The problem: Every entry must be given again exactly.

The data:
----------------

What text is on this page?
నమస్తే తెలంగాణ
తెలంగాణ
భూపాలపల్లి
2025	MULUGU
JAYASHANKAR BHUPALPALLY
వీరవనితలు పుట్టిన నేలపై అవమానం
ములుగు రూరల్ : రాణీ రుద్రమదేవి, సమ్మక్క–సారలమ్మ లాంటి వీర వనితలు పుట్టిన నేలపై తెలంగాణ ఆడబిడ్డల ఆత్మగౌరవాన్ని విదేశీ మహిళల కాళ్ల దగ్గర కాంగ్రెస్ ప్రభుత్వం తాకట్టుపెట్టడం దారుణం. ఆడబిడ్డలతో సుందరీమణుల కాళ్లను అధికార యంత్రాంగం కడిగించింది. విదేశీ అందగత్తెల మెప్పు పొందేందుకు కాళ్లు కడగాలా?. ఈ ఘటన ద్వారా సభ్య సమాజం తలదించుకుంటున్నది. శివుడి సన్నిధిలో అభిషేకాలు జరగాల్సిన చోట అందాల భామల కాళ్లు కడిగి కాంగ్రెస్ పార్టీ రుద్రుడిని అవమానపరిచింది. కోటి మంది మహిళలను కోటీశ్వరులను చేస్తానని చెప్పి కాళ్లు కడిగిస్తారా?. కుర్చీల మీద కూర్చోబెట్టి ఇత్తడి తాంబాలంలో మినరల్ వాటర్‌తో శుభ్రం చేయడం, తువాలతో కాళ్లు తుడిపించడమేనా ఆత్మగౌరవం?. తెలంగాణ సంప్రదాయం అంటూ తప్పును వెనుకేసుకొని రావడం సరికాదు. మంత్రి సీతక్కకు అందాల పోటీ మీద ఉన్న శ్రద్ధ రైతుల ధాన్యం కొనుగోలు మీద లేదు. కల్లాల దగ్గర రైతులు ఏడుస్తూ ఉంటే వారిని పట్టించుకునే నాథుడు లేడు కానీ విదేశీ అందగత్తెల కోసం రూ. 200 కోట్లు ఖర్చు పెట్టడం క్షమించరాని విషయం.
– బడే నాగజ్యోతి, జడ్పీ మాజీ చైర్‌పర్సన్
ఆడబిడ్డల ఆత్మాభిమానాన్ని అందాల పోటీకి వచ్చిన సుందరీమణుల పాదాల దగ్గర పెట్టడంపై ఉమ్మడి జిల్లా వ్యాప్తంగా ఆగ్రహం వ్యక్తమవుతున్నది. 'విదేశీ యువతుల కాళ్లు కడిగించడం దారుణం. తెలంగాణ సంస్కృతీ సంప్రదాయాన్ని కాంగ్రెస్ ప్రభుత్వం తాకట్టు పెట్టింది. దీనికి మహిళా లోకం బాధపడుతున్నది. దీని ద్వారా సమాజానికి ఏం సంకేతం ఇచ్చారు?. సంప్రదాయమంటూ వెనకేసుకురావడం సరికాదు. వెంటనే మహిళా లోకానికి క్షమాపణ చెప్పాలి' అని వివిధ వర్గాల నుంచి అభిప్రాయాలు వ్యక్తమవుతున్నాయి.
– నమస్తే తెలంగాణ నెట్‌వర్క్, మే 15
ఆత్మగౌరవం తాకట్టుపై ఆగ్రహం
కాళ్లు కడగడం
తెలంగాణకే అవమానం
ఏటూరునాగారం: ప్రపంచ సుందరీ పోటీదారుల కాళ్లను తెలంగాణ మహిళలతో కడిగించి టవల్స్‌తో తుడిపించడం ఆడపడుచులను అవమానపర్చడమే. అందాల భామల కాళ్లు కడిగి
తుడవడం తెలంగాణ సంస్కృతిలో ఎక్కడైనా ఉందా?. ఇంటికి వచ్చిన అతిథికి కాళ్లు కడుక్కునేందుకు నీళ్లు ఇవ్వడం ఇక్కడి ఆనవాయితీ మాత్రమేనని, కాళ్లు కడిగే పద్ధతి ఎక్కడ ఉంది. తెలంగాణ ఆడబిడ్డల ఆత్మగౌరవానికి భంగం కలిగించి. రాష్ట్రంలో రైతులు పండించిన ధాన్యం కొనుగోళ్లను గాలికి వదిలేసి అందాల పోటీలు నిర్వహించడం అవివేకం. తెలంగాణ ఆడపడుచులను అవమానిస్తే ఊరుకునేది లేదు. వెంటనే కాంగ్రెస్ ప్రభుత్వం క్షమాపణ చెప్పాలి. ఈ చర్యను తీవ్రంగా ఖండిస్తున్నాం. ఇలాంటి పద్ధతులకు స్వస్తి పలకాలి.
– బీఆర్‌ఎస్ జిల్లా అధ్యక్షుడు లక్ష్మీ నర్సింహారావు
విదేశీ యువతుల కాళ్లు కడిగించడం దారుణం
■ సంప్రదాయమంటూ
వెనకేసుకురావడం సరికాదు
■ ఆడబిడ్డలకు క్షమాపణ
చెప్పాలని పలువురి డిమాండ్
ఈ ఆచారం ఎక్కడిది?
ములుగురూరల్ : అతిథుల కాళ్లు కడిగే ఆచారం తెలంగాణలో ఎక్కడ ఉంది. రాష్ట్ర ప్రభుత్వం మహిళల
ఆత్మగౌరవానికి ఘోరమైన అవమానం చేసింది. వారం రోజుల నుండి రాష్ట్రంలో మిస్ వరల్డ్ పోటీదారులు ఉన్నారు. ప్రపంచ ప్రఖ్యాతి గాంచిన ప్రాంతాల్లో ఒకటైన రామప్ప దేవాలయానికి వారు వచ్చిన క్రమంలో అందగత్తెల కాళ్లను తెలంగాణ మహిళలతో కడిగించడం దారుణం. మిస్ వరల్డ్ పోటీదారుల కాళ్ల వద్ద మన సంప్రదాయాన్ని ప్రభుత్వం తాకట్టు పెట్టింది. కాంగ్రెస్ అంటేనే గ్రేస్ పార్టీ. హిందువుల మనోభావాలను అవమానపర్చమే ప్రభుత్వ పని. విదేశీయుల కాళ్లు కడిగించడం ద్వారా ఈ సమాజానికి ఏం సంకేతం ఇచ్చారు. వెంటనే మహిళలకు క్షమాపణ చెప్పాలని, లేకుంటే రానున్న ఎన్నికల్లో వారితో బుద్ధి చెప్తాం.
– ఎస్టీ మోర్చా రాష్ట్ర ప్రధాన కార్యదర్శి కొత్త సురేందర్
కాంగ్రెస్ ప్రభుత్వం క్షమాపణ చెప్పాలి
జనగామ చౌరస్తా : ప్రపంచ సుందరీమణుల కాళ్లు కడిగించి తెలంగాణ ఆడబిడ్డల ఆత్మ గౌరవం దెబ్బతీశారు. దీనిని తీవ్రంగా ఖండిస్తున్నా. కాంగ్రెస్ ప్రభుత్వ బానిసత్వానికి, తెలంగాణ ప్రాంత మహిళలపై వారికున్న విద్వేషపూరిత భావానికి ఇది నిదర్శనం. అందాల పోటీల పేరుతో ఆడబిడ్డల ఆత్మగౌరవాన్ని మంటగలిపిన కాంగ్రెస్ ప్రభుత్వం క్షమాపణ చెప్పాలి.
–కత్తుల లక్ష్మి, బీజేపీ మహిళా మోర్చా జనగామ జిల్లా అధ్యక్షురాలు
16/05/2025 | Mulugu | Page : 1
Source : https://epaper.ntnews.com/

----------------

Correct result:
What text is on this page?
నమస్తే తెలంగాణ
తెలంగాణ
భూపాలపల్లి
2025	MULUGU
JAYASHANKAR BHUPALPALLY
వీరవనితలు పుట్టిన నేలపై అవమానం
ములుగు రూరల్ : రాణీ రుద్రమదేవి, సమ్మక్క–సారలమ్మ లాంటి వీర వనితలు పుట్టిన నేలపై తెలంగాణ ఆడబిడ్డల ఆత్మగౌరవాన్ని విదేశీ మహిళల కాళ్ల దగ్గర కాంగ్రెస్ ప్రభుత్వం తాకట్టుపెట్టడం దారుణం. ఆడబిడ్డలతో సుందరీమణుల కాళ్లను అధికార యంత్రాంగం కడిగించింది. విదేశీ అందగత్తెల మెప్పు పొందేందుకు కాళ్లు కడగాలా?. ఈ ఘటన ద్వారా సభ్య సమాజం తలదించుకుంటున్నది. శివుడి సన్నిధిలో అభిషేకాలు జరగాల్సిన చోట అందాల భామల కాళ్లు కడిగి కాంగ్రెస్ పార్టీ రుద్రుడిని అవమానపరిచింది. కోటి మంది మహిళలను కోటీశ్వరులను చేస్తానని చెప్పి కాళ్లు కడిగిస్తారా?. కుర్చీల మీద కూర్చోబెట్టి ఇత్తడి తాంబాలంలో మినరల్ వాటర్‌తో శుభ్రం చేయడం, తువాలతో కాళ్లు తుడిపించడమేనా ఆత్మగౌరవం?. తెలంగాణ సంప్రదాయం అంటూ తప్పును వెనుకేసుకొని రావడం సరికాదు. మంత్రి సీతక్కకు అందాల పోటీ మీద ఉన్న శ్రద్ధ రైతుల ధాన్యం కొనుగోలు మీద లేదు. కల్లాల దగ్గర రైతులు ఏడుస్తూ ఉంటే వారిని పట్టించుకునే నాథుడు లేడు కానీ విదేశీ అందగత్తెల కోసం రూ. 200 కోట్లు ఖర్చు పెట్టడం క్షమించరాని విషయం.
– బడే నాగజ్యోతి, జడ్పీ మాజీ చైర్‌పర్సన్
ఆడబిడ్డల ఆత్మాభిమానాన్ని అందాల పోటీకి వచ్చిన సుందరీమణుల పాదాల దగ్గర పెట్టడంపై ఉమ్మడి జిల్లా వ్యాప్తంగా ఆగ్రహం వ్యక్తమవుతున్నది. 'విదేశీ యువతుల కాళ్లు కడిగించడం దారుణం. తెలంగాణ సంస్కృతీ సంప్రదాయాన్ని కాంగ్రెస్ ప్రభుత్వం తాకట్టు పెట్టింది. దీనికి మహిళా లోకం బాధపడుతున్నది. దీని ద్వారా సమాజానికి ఏం సంకేతం ఇచ్చారు?. సంప్రదాయమంటూ వెనకేసుకురావడం సరికాదు. వెంటనే మహిళా లోకానికి క్షమాపణ చెప్పాలి' అని వివిధ వర్గాల నుంచి అభిప్రాయాలు వ్యక్తమవుతున్నాయి.
– నమస్తే తెలంగాణ నెట్‌వర్క్, మే 15
ఆత్మగౌరవం తాకట్టుపై ఆగ్రహం
కాళ్లు కడగడం
తెలంగాణకే అవమానం
ఏటూరునాగారం: ప్రపంచ సుందరీ పోటీదారుల కాళ్లను తెలంగాణ మహిళలతో కడిగించి టవల్స్‌తో తుడిపించడం ఆడపడుచులను అవమానపర్చడమే. అందాల భామల కాళ్లు కడిగి
తుడవడం తెలంగాణ సంస్కృతిలో ఎక్కడైనా ఉందా?. ఇంటికి వచ్చిన అతిథికి కాళ్లు కడుక్కునేందుకు నీళ్లు ఇవ్వడం ఇక్కడి ఆనవాయితీ మాత్రమేనని, కాళ్లు కడిగే పద్ధతి ఎక్కడ ఉంది. తెలంగాణ ఆడబిడ్డల ఆత్మగౌరవానికి భంగం కలిగించి. రాష్ట్రంలో రైతులు పండించిన ధాన్యం కొనుగోళ్లను గాలికి వదిలేసి అందాల పోటీలు నిర్వహించడం అవివేకం. తెలంగాణ ఆడపడుచులను అవమానిస్తే ఊరుకునేది లేదు. వెంటనే కాంగ్రెస్ ప్రభుత్వం క్షమాపణ చెప్పాలి. ఈ చర్యను తీవ్రంగా ఖండిస్తున్నాం. ఇలాంటి పద్ధతులకు స్వస్తి పలకాలి.
– బీఆర్‌ఎస్ జిల్లా అధ్యక్షుడు లక్ష్మీ నర్సింహారావు
విదేశీ యువతుల కాళ్లు కడిగించడం దారుణం
■ సంప్రదాయమంటూ
వెనకేసుకురావడం సరికాదు
■ ఆడబిడ్డలకు క్షమాపణ
చెప్పాలని పలువురి డిమాండ్
ఈ ఆచారం ఎక్కడిది?
ములుగురూరల్ : అతిథుల కాళ్లు కడిగే ఆచారం తెలంగాణలో ఎక్కడ ఉంది. రాష్ట్ర ప్రభుత్వం మహిళల
ఆత్మగౌరవానికి ఘోరమైన అవమానం చేసింది. వారం రోజుల నుండి రాష్ట్రంలో మిస్ వరల్డ్ పోటీదారులు ఉన్నారు. ప్రపంచ ప్రఖ్యాతి గాంచిన ప్రాంతాల్లో ఒకటైన రామప్ప దేవాలయానికి వారు వచ్చిన క్రమంలో అందగత్తెల కాళ్లను తెలంగాణ మహిళలతో కడిగించడం దారుణం. మిస్ వరల్డ్ పోటీదారుల కాళ్ల వద్ద మన సంప్రదాయాన్ని ప్రభుత్వం తాకట్టు పెట్టింది. కాంగ్రెస్ అంటేనే గ్రేస్ పార్టీ. హిందువుల మనోభావాలను అవమానపర్చమే ప్రభుత్వ పని. విదేశీయుల కాళ్లు కడిగించడం ద్వారా ఈ సమాజానికి ఏం సంకేతం ఇచ్చారు. వెంటనే మహిళలకు క్షమాపణ చెప్పాలని, లేకుంటే రానున్న ఎన్నికల్లో వారితో బుద్ధి చెప్తాం.
– ఎస్టీ మోర్చా రాష్ట్ర ప్రధాన కార్యదర్శి కొత్త సురేందర్
కాంగ్రెస్ ప్రభుత్వం క్షమాపణ చెప్పాలి
జనగామ చౌరస్తా : ప్రపంచ సుందరీమణుల కాళ్లు కడిగించి తెలంగాణ ఆడబిడ్డల ఆత్మ గౌరవం దెబ్బతీశారు. దీనిని తీవ్రంగా ఖండిస్తున్నా. కాంగ్రెస్ ప్రభుత్వ బానిసత్వానికి, తెలంగాణ ప్రాంత మహిళలపై వారికున్న విద్వేషపూరిత భావానికి ఇది నిదర్శనం. అందాల పోటీల పేరుతో ఆడబిడ్డల ఆత్మగౌరవాన్ని మంటగలిపిన కాంగ్రెస్ ప్రభుత్వం క్షమాపణ చెప్పాలి.
–కత్తుల లక్ష్మి, బీజేపీ మహిళా మోర్చా జనగామ జిల్లా అధ్యక్షురాలు
16/05/2025 | Mulugu | Page : 1
Source : https://epaper.ntnews.com/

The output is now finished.